-- Written request --
Omit all pictures, then retype the data exactly as given.

Start Given records

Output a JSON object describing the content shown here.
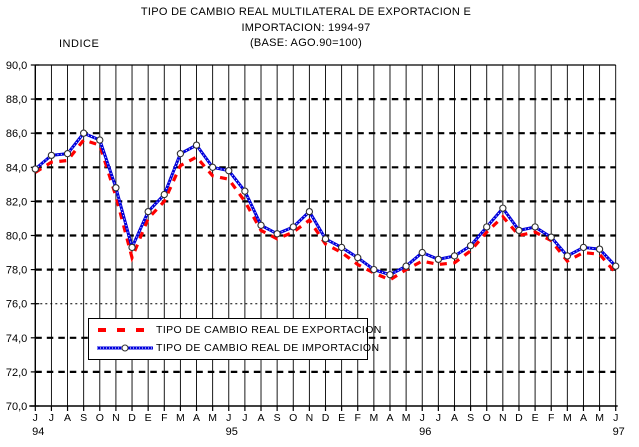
{
  "title": {
    "line1": "TIPO DE CAMBIO REAL MULTILATERAL DE EXPORTACION E",
    "line2": "IMPORTACION: 1994-97",
    "line3": "(BASE: AGO.90=100)"
  },
  "y_axis": {
    "unit_label": "INDICE",
    "ticks": [
      {
        "label": "90,0",
        "value": 90
      },
      {
        "label": "88,0",
        "value": 88
      },
      {
        "label": "86,0",
        "value": 86
      },
      {
        "label": "84,0",
        "value": 84
      },
      {
        "label": "82,0",
        "value": 82
      },
      {
        "label": "80,0",
        "value": 80
      },
      {
        "label": "78,0",
        "value": 78
      },
      {
        "label": "76,0",
        "value": 76
      },
      {
        "label": "74,0",
        "value": 74
      },
      {
        "label": "72,0",
        "value": 72
      },
      {
        "label": "70,0",
        "value": 70
      }
    ]
  },
  "x_axis": {
    "month_labels": [
      "J",
      "J",
      "A",
      "S",
      "O",
      "N",
      "D",
      "E",
      "F",
      "M",
      "A",
      "M",
      "J",
      "J",
      "A",
      "S",
      "O",
      "N",
      "D",
      "E",
      "F",
      "M",
      "A",
      "M",
      "J",
      "J",
      "A",
      "S",
      "O",
      "N",
      "D",
      "E",
      "F",
      "M",
      "A",
      "M",
      "J"
    ],
    "year_labels": [
      {
        "label": "94",
        "month_index": 0
      },
      {
        "label": "95",
        "month_index": 12
      },
      {
        "label": "96",
        "month_index": 24
      },
      {
        "label": "97",
        "month_index": 36
      }
    ]
  },
  "legend": {
    "exportacion": "TIPO DE CAMBIO REAL DE EXPORTACION",
    "importacion": "TIPO DE CAMBIO REAL DE IMPORTACION"
  },
  "colors": {
    "exportacion": "#FF0000",
    "importacion": "#0000DD",
    "grid": "#000000",
    "marker_fill": "#FFFFFF",
    "marker_stroke": "#303030",
    "background": "#FFFFFF"
  },
  "chart_data": {
    "type": "line",
    "title": "TIPO DE CAMBIO REAL MULTILATERAL DE EXPORTACION E IMPORTACION: 1994-97 (BASE: AGO.90=100)",
    "ylabel": "INDICE",
    "ylim": [
      70,
      90
    ],
    "y_step": 2,
    "grid": "horizontal-dashed and vertical-solid per month",
    "legend_position": "inside lower-left, boxed",
    "categories": [
      "Jun-94",
      "Jul-94",
      "Ago-94",
      "Sep-94",
      "Oct-94",
      "Nov-94",
      "Dic-94",
      "Ene-95",
      "Feb-95",
      "Mar-95",
      "Abr-95",
      "May-95",
      "Jun-95",
      "Jul-95",
      "Ago-95",
      "Sep-95",
      "Oct-95",
      "Nov-95",
      "Dic-95",
      "Ene-96",
      "Feb-96",
      "Mar-96",
      "Abr-96",
      "May-96",
      "Jun-96",
      "Jul-96",
      "Ago-96",
      "Sep-96",
      "Oct-96",
      "Nov-96",
      "Dic-96",
      "Ene-97",
      "Feb-97",
      "Mar-97",
      "Abr-97",
      "May-97",
      "Jun-97"
    ],
    "series": [
      {
        "name": "TIPO DE CAMBIO REAL DE EXPORTACION",
        "style": "dashed-thick",
        "color": "#FF0000",
        "values": [
          83.7,
          84.3,
          84.4,
          85.6,
          85.3,
          82.3,
          78.7,
          81.0,
          82.0,
          84.1,
          84.6,
          83.5,
          83.3,
          82.0,
          80.3,
          79.8,
          80.2,
          80.9,
          79.5,
          79.0,
          78.3,
          77.8,
          77.4,
          78.0,
          78.5,
          78.3,
          78.4,
          79.1,
          80.2,
          81.1,
          80.0,
          80.2,
          79.7,
          78.5,
          79.0,
          78.9,
          77.8
        ]
      },
      {
        "name": "TIPO DE CAMBIO REAL DE IMPORTACION",
        "style": "beaded-line-open-circle-markers",
        "color": "#0000DD",
        "values": [
          83.9,
          84.7,
          84.8,
          86.0,
          85.6,
          82.8,
          79.3,
          81.4,
          82.4,
          84.8,
          85.3,
          84.0,
          83.8,
          82.6,
          80.6,
          80.1,
          80.5,
          81.4,
          79.8,
          79.3,
          78.7,
          78.0,
          77.7,
          78.2,
          79.0,
          78.6,
          78.8,
          79.4,
          80.5,
          81.6,
          80.3,
          80.5,
          79.9,
          78.8,
          79.3,
          79.2,
          78.2
        ]
      }
    ]
  }
}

End Given records

-- Answer to the exercise --
Output a JSON object describing the content shown here.
{
  "title": {
    "line1": "TIPO DE CAMBIO REAL MULTILATERAL DE EXPORTACION E",
    "line2": "IMPORTACION: 1994-97",
    "line3": "(BASE: AGO.90=100)"
  },
  "y_axis": {
    "unit_label": "INDICE",
    "ticks": [
      {
        "label": "90,0",
        "value": 90
      },
      {
        "label": "88,0",
        "value": 88
      },
      {
        "label": "86,0",
        "value": 86
      },
      {
        "label": "84,0",
        "value": 84
      },
      {
        "label": "82,0",
        "value": 82
      },
      {
        "label": "80,0",
        "value": 80
      },
      {
        "label": "78,0",
        "value": 78
      },
      {
        "label": "76,0",
        "value": 76
      },
      {
        "label": "74,0",
        "value": 74
      },
      {
        "label": "72,0",
        "value": 72
      },
      {
        "label": "70,0",
        "value": 70
      }
    ]
  },
  "x_axis": {
    "month_labels": [
      "J",
      "J",
      "A",
      "S",
      "O",
      "N",
      "D",
      "E",
      "F",
      "M",
      "A",
      "M",
      "J",
      "J",
      "A",
      "S",
      "O",
      "N",
      "D",
      "E",
      "F",
      "M",
      "A",
      "M",
      "J",
      "J",
      "A",
      "S",
      "O",
      "N",
      "D",
      "E",
      "F",
      "M",
      "A",
      "M",
      "J"
    ],
    "year_labels": [
      {
        "label": "94",
        "month_index": 0
      },
      {
        "label": "95",
        "month_index": 12
      },
      {
        "label": "96",
        "month_index": 24
      },
      {
        "label": "97",
        "month_index": 36
      }
    ]
  },
  "legend": {
    "exportacion": "TIPO DE CAMBIO REAL DE EXPORTACION",
    "importacion": "TIPO DE CAMBIO REAL DE IMPORTACION"
  },
  "colors": {
    "exportacion": "#FF0000",
    "importacion": "#0000DD",
    "grid": "#000000",
    "marker_fill": "#FFFFFF",
    "marker_stroke": "#303030",
    "background": "#FFFFFF"
  },
  "chart_data": {
    "type": "line",
    "title": "TIPO DE CAMBIO REAL MULTILATERAL DE EXPORTACION E IMPORTACION: 1994-97 (BASE: AGO.90=100)",
    "ylabel": "INDICE",
    "ylim": [
      70,
      90
    ],
    "y_step": 2,
    "grid": "horizontal-dashed and vertical-solid per month",
    "legend_position": "inside lower-left, boxed",
    "categories": [
      "Jun-94",
      "Jul-94",
      "Ago-94",
      "Sep-94",
      "Oct-94",
      "Nov-94",
      "Dic-94",
      "Ene-95",
      "Feb-95",
      "Mar-95",
      "Abr-95",
      "May-95",
      "Jun-95",
      "Jul-95",
      "Ago-95",
      "Sep-95",
      "Oct-95",
      "Nov-95",
      "Dic-95",
      "Ene-96",
      "Feb-96",
      "Mar-96",
      "Abr-96",
      "May-96",
      "Jun-96",
      "Jul-96",
      "Ago-96",
      "Sep-96",
      "Oct-96",
      "Nov-96",
      "Dic-96",
      "Ene-97",
      "Feb-97",
      "Mar-97",
      "Abr-97",
      "May-97",
      "Jun-97"
    ],
    "series": [
      {
        "name": "TIPO DE CAMBIO REAL DE EXPORTACION",
        "style": "dashed-thick",
        "color": "#FF0000",
        "values": [
          83.7,
          84.3,
          84.4,
          85.6,
          85.3,
          82.3,
          78.7,
          81.0,
          82.0,
          84.1,
          84.6,
          83.5,
          83.3,
          82.0,
          80.3,
          79.8,
          80.2,
          80.9,
          79.5,
          79.0,
          78.3,
          77.8,
          77.4,
          78.0,
          78.5,
          78.3,
          78.4,
          79.1,
          80.2,
          81.1,
          80.0,
          80.2,
          79.7,
          78.5,
          79.0,
          78.9,
          77.8
        ]
      },
      {
        "name": "TIPO DE CAMBIO REAL DE IMPORTACION",
        "style": "beaded-line-open-circle-markers",
        "color": "#0000DD",
        "values": [
          83.9,
          84.7,
          84.8,
          86.0,
          85.6,
          82.8,
          79.3,
          81.4,
          82.4,
          84.8,
          85.3,
          84.0,
          83.8,
          82.6,
          80.6,
          80.1,
          80.5,
          81.4,
          79.8,
          79.3,
          78.7,
          78.0,
          77.7,
          78.2,
          79.0,
          78.6,
          78.8,
          79.4,
          80.5,
          81.6,
          80.3,
          80.5,
          79.9,
          78.8,
          79.3,
          79.2,
          78.2
        ]
      }
    ]
  }
}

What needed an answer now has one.